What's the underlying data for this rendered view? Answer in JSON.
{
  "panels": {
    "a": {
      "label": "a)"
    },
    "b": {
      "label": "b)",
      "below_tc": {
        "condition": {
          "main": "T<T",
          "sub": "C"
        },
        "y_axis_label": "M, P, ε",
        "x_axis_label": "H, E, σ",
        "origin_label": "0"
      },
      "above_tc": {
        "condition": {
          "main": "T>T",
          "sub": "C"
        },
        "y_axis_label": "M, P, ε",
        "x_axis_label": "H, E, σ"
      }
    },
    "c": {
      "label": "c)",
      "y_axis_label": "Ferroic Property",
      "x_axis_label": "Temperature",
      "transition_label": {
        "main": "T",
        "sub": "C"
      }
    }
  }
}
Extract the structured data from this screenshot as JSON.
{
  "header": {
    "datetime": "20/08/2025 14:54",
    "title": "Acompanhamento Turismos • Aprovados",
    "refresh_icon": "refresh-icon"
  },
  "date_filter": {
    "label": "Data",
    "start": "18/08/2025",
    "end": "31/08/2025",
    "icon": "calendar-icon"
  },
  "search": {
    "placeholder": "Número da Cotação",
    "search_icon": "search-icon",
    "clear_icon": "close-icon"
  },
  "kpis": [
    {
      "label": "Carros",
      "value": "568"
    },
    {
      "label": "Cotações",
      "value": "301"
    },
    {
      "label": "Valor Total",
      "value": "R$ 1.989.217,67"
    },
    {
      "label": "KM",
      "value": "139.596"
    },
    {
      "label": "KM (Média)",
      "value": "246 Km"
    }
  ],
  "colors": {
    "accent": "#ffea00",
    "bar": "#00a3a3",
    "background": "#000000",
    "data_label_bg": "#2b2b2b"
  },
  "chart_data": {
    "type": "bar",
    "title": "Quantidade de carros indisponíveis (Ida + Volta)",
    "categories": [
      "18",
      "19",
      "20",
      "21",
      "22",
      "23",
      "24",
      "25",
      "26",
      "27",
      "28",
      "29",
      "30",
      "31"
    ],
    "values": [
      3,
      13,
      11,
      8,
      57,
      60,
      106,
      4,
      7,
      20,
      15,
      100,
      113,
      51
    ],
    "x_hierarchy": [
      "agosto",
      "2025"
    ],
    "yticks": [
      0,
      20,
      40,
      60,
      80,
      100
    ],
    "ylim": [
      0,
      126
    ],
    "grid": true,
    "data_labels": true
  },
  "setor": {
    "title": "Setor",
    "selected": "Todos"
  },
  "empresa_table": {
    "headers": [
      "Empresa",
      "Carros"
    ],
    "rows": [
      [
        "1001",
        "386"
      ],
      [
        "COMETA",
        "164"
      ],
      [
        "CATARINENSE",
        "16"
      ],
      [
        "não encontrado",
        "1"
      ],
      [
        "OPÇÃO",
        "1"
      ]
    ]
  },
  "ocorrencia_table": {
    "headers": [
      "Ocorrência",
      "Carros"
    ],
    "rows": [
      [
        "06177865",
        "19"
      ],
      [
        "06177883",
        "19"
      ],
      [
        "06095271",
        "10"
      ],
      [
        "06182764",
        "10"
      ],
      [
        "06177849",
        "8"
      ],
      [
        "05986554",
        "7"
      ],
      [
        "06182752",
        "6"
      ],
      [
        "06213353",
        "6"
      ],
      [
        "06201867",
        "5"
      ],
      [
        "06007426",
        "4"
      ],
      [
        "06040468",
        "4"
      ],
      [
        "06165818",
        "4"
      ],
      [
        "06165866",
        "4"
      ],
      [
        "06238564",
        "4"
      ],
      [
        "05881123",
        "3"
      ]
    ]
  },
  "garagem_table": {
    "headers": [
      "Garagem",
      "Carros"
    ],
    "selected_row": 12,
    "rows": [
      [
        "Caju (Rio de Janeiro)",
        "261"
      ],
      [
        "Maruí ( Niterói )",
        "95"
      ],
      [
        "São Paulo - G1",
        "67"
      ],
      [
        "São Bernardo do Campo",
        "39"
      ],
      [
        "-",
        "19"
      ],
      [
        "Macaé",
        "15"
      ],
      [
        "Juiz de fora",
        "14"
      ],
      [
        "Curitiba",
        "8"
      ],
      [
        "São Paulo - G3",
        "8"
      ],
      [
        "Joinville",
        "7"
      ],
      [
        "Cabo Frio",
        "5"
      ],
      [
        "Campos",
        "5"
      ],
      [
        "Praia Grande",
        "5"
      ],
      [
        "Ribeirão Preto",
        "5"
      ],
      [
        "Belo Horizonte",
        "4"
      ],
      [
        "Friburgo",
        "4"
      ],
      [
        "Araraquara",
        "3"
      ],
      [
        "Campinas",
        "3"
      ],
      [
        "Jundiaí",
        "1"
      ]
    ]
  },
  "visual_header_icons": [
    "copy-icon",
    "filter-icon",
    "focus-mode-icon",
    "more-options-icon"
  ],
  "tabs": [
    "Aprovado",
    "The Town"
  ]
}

++++++++++++++++++++

Among the lines of the material, find those that hold the word "this" and copy them.

• Final result
What's the underlying data for this rendered view? Answer in JSON.
Extract the structured data from this screenshot as JSON.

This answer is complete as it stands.